**DATA IN THIS EXERCISE**
▬▬▬
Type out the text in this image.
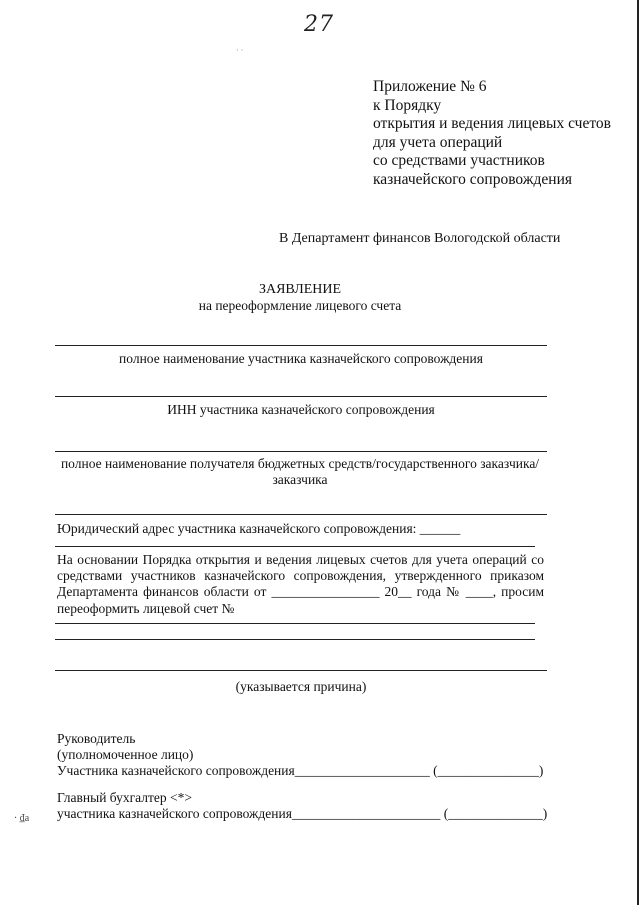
27
· ·
Приложение № 6
к Порядку
открытия и ведения лицевых счетов
для учета операций
со средствами участников
казначейского сопровождения
В Департамент финансов Вологодской области
ЗАЯВЛЕНИЕ
на переоформление лицевого счета
полное наименование участника казначейского сопровождения
ИНН участника казначейского сопровождения
полное наименование получателя бюджетных средств/государственного заказчика/
заказчика
Юридический адрес участника казначейского сопровождения: ______
На основании Порядка открытия и ведения лицевых счетов для учета операций со средствами участников казначейского сопровождения, утвержденного приказом Департамента финансов области от ________________ 20__ года № ____, просим переоформить лицевой счет №
(указывается причина)
Руководитель
(уполномоченное лицо)
Участника казначейского сопровождения____________________ (_______________)
Главный бухгалтер <*>
участника казначейского сопровождения______________________ (______________)
‧ ₫a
▬▬▬
**STATED GOAL**
Write out the entries above verbatim; the pictures do not belong in your copy.

**FINISHED TASK**
Type out the text in this image.
27
· ·
Приложение № 6
к Порядку
открытия и ведения лицевых счетов
для учета операций
со средствами участников
казначейского сопровождения
В Департамент финансов Вологодской области
ЗАЯВЛЕНИЕ
на переоформление лицевого счета
полное наименование участника казначейского сопровождения
ИНН участника казначейского сопровождения
полное наименование получателя бюджетных средств/государственного заказчика/
заказчика
Юридический адрес участника казначейского сопровождения: ______
На основании Порядка открытия и ведения лицевых счетов для учета операций со средствами участников казначейского сопровождения, утвержденного приказом Департамента финансов области от ________________ 20__ года № ____, просим переоформить лицевой счет №
(указывается причина)
Руководитель
(уполномоченное лицо)
Участника казначейского сопровождения____________________ (_______________)
Главный бухгалтер <*>
участника казначейского сопровождения______________________ (______________)
‧ ₫a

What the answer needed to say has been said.